[Instructions for the task]: Give the number of lines containing the word "Found" and nothing more.

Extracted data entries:
** Start **

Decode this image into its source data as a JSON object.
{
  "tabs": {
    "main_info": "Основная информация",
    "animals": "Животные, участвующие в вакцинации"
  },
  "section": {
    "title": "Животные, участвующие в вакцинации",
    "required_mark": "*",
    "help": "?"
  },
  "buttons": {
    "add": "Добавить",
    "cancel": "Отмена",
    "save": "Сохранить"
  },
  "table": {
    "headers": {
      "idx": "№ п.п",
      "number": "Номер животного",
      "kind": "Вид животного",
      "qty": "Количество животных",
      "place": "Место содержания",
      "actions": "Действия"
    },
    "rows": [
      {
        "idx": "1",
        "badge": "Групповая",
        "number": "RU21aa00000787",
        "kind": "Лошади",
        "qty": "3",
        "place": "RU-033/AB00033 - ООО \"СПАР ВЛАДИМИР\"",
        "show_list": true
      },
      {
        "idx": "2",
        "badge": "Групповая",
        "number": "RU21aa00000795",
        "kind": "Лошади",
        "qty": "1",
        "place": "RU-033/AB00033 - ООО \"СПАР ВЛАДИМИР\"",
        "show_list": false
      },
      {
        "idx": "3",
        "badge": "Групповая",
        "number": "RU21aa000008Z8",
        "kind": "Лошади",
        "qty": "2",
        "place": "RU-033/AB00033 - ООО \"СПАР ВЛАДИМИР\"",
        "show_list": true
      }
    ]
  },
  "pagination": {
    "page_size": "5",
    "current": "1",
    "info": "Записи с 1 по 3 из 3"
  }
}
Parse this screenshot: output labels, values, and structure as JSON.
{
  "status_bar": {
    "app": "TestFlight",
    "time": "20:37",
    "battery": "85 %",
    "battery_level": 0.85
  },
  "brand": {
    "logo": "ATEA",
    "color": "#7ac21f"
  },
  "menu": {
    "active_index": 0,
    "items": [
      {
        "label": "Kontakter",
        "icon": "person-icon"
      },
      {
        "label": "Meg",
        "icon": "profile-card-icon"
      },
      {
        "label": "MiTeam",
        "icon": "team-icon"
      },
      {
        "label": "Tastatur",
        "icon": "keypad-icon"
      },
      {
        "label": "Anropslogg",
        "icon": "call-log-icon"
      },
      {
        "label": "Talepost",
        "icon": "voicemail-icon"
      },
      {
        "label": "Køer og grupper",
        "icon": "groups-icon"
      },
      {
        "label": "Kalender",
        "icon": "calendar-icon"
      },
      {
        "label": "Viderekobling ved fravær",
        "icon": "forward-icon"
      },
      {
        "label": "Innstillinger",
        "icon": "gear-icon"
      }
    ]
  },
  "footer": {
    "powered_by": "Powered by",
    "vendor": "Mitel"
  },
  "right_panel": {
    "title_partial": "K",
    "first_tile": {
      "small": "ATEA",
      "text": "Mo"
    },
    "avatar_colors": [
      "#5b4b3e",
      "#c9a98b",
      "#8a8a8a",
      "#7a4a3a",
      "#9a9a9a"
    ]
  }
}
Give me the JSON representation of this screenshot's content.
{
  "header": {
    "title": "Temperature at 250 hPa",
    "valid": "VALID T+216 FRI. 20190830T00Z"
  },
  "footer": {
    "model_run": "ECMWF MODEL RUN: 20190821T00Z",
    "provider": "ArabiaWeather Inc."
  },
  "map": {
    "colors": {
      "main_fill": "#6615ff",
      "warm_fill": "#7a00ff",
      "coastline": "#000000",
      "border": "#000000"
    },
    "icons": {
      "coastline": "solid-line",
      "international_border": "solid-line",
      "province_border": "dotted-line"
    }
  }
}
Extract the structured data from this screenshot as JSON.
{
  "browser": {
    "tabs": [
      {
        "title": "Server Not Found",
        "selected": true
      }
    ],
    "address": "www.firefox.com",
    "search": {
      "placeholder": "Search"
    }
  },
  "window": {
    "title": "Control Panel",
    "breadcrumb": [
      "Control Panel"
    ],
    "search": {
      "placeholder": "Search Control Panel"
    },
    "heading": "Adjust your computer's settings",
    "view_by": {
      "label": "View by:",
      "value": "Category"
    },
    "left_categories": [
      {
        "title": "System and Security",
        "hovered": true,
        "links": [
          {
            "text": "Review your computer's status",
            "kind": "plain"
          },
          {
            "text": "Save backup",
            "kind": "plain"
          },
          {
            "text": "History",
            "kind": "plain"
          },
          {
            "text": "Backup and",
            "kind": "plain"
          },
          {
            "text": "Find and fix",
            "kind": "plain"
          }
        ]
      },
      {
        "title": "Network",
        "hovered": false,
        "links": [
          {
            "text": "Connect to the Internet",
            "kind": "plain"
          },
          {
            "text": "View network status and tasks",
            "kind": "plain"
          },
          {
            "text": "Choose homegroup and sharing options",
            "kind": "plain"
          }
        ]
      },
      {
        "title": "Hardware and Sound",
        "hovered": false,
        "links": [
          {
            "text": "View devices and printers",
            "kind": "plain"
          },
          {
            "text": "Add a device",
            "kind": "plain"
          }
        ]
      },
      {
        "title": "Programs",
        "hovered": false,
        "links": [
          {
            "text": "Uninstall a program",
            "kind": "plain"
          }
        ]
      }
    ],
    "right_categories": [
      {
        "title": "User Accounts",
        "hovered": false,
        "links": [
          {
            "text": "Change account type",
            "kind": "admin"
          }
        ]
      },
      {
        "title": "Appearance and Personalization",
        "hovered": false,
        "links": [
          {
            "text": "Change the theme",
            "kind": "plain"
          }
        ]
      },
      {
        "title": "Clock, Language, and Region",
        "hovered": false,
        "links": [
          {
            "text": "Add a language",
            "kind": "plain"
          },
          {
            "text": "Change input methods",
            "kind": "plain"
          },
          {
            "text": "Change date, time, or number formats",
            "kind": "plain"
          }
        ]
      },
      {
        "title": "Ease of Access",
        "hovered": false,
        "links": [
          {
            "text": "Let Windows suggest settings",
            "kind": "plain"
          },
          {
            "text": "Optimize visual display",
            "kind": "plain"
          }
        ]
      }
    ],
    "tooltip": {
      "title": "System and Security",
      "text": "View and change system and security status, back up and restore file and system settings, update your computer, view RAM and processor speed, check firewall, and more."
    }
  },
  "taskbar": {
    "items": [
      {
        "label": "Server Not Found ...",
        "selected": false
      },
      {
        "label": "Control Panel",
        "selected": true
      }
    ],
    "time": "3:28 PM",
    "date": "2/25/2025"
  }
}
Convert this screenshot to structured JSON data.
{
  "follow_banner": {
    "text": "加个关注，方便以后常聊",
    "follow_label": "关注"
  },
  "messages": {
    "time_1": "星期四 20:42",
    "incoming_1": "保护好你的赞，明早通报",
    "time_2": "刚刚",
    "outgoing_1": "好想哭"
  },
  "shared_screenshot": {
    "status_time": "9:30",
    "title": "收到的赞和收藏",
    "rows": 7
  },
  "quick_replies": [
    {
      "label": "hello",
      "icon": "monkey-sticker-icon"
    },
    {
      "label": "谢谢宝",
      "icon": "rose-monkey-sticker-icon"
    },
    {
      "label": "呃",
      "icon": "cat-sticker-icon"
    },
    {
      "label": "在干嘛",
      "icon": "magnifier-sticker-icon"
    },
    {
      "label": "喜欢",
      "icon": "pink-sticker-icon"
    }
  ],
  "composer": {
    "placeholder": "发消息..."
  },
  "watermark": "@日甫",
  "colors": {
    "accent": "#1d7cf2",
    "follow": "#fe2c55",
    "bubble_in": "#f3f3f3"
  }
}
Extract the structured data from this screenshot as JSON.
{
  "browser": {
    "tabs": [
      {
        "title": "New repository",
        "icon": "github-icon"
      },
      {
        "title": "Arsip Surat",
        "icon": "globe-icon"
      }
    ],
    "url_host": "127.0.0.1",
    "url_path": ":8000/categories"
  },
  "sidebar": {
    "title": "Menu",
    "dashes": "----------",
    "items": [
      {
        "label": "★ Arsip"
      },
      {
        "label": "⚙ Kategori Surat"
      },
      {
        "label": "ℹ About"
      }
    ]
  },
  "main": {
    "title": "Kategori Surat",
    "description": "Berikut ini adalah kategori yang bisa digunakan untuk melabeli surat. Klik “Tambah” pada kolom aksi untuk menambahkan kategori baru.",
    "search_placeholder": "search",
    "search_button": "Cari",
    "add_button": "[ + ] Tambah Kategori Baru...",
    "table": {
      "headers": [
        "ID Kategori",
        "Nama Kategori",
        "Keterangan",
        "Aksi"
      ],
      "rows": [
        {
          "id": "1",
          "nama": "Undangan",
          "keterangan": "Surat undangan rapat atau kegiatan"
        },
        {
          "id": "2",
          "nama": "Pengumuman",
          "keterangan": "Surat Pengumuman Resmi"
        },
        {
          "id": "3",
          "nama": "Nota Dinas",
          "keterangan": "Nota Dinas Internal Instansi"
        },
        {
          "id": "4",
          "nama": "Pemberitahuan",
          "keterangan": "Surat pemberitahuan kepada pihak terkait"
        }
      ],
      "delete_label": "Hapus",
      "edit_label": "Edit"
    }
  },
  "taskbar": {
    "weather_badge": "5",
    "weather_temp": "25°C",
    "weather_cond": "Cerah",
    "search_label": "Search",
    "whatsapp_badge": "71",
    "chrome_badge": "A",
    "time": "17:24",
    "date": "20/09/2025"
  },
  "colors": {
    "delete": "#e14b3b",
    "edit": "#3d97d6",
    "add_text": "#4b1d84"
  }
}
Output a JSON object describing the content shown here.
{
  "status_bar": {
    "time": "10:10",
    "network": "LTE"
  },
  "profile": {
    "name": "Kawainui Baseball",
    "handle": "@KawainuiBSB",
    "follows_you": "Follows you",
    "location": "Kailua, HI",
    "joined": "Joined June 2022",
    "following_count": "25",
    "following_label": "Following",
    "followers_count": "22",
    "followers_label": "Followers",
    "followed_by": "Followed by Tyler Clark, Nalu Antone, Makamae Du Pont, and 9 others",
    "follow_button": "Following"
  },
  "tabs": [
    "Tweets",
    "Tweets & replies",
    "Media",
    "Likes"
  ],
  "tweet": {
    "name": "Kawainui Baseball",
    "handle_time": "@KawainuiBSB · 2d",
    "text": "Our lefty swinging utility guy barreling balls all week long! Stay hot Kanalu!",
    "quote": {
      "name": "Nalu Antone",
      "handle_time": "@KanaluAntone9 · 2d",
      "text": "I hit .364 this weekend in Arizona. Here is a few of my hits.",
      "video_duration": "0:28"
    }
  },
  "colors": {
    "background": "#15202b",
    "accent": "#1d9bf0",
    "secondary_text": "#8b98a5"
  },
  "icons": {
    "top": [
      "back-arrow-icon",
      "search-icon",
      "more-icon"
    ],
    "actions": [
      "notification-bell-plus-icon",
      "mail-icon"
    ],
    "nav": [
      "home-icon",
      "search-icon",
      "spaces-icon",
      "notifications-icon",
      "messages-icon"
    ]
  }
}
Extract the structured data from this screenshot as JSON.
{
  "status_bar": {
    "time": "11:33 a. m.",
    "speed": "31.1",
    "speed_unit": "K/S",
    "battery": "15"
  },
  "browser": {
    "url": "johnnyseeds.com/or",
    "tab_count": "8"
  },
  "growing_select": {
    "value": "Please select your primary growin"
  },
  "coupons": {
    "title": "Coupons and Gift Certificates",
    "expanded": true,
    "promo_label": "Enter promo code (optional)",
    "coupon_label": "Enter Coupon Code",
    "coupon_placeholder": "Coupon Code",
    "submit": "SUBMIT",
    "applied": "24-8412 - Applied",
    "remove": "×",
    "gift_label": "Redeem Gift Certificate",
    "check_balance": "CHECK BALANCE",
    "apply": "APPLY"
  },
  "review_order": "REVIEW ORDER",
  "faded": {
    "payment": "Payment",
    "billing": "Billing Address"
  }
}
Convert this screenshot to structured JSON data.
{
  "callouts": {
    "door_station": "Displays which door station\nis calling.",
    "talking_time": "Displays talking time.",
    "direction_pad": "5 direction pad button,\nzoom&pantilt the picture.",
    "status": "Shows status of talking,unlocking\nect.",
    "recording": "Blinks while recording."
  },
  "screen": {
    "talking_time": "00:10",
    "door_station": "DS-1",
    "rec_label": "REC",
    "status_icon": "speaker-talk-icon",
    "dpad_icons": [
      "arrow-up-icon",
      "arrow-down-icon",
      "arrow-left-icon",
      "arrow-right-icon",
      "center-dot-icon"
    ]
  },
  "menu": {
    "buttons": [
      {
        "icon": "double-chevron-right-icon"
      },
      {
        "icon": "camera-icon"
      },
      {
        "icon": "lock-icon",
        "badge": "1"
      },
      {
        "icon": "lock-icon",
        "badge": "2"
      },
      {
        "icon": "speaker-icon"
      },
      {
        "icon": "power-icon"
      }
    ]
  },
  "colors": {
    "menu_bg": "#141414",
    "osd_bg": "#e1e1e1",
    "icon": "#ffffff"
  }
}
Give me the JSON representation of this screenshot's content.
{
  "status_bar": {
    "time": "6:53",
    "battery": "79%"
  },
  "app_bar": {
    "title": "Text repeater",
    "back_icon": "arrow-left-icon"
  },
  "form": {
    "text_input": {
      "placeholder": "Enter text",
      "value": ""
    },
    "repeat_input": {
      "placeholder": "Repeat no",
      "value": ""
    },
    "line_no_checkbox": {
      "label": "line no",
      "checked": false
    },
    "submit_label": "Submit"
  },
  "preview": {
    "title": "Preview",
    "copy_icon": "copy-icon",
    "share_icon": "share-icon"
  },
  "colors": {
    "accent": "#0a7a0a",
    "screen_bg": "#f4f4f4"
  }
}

** End **

[Answer to the problem]: 2